Reproduce the listing below without any change.
★ ★ ★ ★ ★
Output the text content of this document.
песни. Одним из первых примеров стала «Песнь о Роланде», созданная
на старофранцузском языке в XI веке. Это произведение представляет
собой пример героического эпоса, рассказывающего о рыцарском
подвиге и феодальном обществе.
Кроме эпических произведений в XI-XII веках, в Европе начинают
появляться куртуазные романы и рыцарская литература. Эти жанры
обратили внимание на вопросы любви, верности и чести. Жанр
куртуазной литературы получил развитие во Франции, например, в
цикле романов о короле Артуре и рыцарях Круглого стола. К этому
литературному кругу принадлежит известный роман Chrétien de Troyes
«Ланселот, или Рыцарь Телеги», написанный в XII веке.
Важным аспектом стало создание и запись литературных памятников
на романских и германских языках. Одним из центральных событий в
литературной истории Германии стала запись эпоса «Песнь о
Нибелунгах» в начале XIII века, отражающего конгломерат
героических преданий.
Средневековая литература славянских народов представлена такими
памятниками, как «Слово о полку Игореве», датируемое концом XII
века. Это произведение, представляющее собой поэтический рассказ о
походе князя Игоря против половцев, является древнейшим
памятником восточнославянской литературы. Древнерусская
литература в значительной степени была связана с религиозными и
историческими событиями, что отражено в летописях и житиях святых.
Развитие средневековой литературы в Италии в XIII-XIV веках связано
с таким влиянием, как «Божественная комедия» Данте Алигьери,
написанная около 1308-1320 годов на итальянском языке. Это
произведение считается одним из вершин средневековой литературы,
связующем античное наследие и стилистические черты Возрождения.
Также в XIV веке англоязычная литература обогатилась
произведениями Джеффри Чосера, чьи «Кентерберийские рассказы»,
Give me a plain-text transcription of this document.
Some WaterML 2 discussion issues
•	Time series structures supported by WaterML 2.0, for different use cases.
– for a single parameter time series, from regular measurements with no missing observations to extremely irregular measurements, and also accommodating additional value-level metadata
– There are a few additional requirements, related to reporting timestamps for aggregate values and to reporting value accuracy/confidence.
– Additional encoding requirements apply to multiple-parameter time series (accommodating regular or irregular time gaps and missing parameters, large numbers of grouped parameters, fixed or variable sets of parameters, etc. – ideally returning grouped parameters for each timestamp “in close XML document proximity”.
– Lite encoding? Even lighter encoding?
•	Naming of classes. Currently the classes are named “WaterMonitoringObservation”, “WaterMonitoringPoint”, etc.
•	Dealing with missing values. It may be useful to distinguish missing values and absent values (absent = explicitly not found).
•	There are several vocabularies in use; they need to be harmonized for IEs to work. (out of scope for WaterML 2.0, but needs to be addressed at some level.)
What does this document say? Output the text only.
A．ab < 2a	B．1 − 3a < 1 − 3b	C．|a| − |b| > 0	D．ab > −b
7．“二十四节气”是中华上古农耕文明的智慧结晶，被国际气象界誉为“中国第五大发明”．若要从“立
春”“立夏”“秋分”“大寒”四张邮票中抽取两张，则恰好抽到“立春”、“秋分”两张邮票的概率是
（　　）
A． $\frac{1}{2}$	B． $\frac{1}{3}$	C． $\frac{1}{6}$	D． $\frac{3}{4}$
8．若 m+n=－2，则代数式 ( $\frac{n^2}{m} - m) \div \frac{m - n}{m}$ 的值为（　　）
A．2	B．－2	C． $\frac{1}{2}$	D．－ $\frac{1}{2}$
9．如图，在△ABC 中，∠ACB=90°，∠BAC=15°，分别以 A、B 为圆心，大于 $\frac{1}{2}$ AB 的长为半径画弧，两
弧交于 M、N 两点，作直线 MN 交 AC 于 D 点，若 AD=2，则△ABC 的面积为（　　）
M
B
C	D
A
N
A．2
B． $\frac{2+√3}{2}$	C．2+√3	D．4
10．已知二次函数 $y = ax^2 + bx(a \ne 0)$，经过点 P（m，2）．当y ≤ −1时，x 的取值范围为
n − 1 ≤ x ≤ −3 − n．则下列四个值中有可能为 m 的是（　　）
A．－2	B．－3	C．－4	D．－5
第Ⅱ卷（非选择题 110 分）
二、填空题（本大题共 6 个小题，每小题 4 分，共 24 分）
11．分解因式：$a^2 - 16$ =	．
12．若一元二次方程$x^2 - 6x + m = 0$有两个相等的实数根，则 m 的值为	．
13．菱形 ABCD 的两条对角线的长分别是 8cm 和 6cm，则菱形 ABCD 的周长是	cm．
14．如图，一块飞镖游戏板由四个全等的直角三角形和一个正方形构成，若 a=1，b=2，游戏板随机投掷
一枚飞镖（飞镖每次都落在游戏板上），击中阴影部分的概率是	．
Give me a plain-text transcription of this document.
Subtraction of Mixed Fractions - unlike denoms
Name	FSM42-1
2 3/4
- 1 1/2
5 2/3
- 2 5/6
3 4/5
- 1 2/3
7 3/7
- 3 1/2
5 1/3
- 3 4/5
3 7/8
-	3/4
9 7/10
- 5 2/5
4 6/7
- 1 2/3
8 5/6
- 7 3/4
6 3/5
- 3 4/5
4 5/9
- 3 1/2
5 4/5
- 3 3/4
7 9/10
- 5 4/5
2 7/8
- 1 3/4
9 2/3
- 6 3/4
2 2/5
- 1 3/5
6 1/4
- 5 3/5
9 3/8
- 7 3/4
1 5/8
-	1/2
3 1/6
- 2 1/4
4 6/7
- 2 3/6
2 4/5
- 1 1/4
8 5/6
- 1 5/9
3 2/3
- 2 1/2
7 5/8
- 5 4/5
★ ★ ★ ★ ★
## [COMPLETE OUTPUT]
Output the text content of this document.
песни. Одним из первых примеров стала «Песнь о Роланде», созданная
на старофранцузском языке в XI веке. Это произведение представляет
собой пример героического эпоса, рассказывающего о рыцарском
подвиге и феодальном обществе.
Кроме эпических произведений в XI-XII веках, в Европе начинают
появляться куртуазные романы и рыцарская литература. Эти жанры
обратили внимание на вопросы любви, верности и чести. Жанр
куртуазной литературы получил развитие во Франции, например, в
цикле романов о короле Артуре и рыцарях Круглого стола. К этому
литературному кругу принадлежит известный роман Chrétien de Troyes
«Ланселот, или Рыцарь Телеги», написанный в XII веке.
Важным аспектом стало создание и запись литературных памятников
на романских и германских языках. Одним из центральных событий в
литературной истории Германии стала запись эпоса «Песнь о
Нибелунгах» в начале XIII века, отражающего конгломерат
героических преданий.
Средневековая литература славянских народов представлена такими
памятниками, как «Слово о полку Игореве», датируемое концом XII
века. Это произведение, представляющее собой поэтический рассказ о
походе князя Игоря против половцев, является древнейшим
памятником восточнославянской литературы. Древнерусская
литература в значительной степени была связана с религиозными и
историческими событиями, что отражено в летописях и житиях святых.
Развитие средневековой литературы в Италии в XIII-XIV веках связано
с таким влиянием, как «Божественная комедия» Данте Алигьери,
написанная около 1308-1320 годов на итальянском языке. Это
произведение считается одним из вершин средневековой литературы,
связующем античное наследие и стилистические черты Возрождения.
Также в XIV веке англоязычная литература обогатилась
произведениями Джеффри Чосера, чьи «Кентерберийские рассказы»,
Give me a plain-text transcription of this document.
Some WaterML 2 discussion issues
•	Time series structures supported by WaterML 2.0, for different use cases.
– for a single parameter time series, from regular measurements with no missing observations to extremely irregular measurements, and also accommodating additional value-level metadata
– There are a few additional requirements, related to reporting timestamps for aggregate values and to reporting value accuracy/confidence.
– Additional encoding requirements apply to multiple-parameter time series (accommodating regular or irregular time gaps and missing parameters, large numbers of grouped parameters, fixed or variable sets of parameters, etc. – ideally returning grouped parameters for each timestamp “in close XML document proximity”.
– Lite encoding? Even lighter encoding?
•	Naming of classes. Currently the classes are named “WaterMonitoringObservation”, “WaterMonitoringPoint”, etc.
•	Dealing with missing values. It may be useful to distinguish missing values and absent values (absent = explicitly not found).
•	There are several vocabularies in use; they need to be harmonized for IEs to work. (out of scope for WaterML 2.0, but needs to be addressed at some level.)
What does this document say? Output the text only.
A．ab < 2a	B．1 − 3a < 1 − 3b	C．|a| − |b| > 0	D．ab > −b
7．“二十四节气”是中华上古农耕文明的智慧结晶，被国际气象界誉为“中国第五大发明”．若要从“立
春”“立夏”“秋分”“大寒”四张邮票中抽取两张，则恰好抽到“立春”、“秋分”两张邮票的概率是
（　　）
A． $\frac{1}{2}$	B． $\frac{1}{3}$	C． $\frac{1}{6}$	D． $\frac{3}{4}$
8．若 m+n=－2，则代数式 ( $\frac{n^2}{m} - m) \div \frac{m - n}{m}$ 的值为（　　）
A．2	B．－2	C． $\frac{1}{2}$	D．－ $\frac{1}{2}$
9．如图，在△ABC 中，∠ACB=90°，∠BAC=15°，分别以 A、B 为圆心，大于 $\frac{1}{2}$ AB 的长为半径画弧，两
弧交于 M、N 两点，作直线 MN 交 AC 于 D 点，若 AD=2，则△ABC 的面积为（　　）
M
B
C	D
A
N
A．2
B． $\frac{2+√3}{2}$	C．2+√3	D．4
10．已知二次函数 $y = ax^2 + bx(a \ne 0)$，经过点 P（m，2）．当y ≤ −1时，x 的取值范围为
n − 1 ≤ x ≤ −3 − n．则下列四个值中有可能为 m 的是（　　）
A．－2	B．－3	C．－4	D．－5
第Ⅱ卷（非选择题 110 分）
二、填空题（本大题共 6 个小题，每小题 4 分，共 24 分）
11．分解因式：$a^2 - 16$ =	．
12．若一元二次方程$x^2 - 6x + m = 0$有两个相等的实数根，则 m 的值为	．
13．菱形 ABCD 的两条对角线的长分别是 8cm 和 6cm，则菱形 ABCD 的周长是	cm．
14．如图，一块飞镖游戏板由四个全等的直角三角形和一个正方形构成，若 a=1，b=2，游戏板随机投掷
一枚飞镖（飞镖每次都落在游戏板上），击中阴影部分的概率是	．
Give me a plain-text transcription of this document.
Subtraction of Mixed Fractions - unlike denoms
Name	FSM42-1
2 3/4
- 1 1/2
5 2/3
- 2 5/6
3 4/5
- 1 2/3
7 3/7
- 3 1/2
5 1/3
- 3 4/5
3 7/8
-	3/4
9 7/10
- 5 2/5
4 6/7
- 1 2/3
8 5/6
- 7 3/4
6 3/5
- 3 4/5
4 5/9
- 3 1/2
5 4/5
- 3 3/4
7 9/10
- 5 4/5
2 7/8
- 1 3/4
9 2/3
- 6 3/4
2 2/5
- 1 3/5
6 1/4
- 5 3/5
9 3/8
- 7 3/4
1 5/8
-	1/2
3 1/6
- 2 1/4
4 6/7
- 2 3/6
2 4/5
- 1 1/4
8 5/6
- 1 5/9
3 2/3
- 2 1/2
7 5/8
- 5 4/5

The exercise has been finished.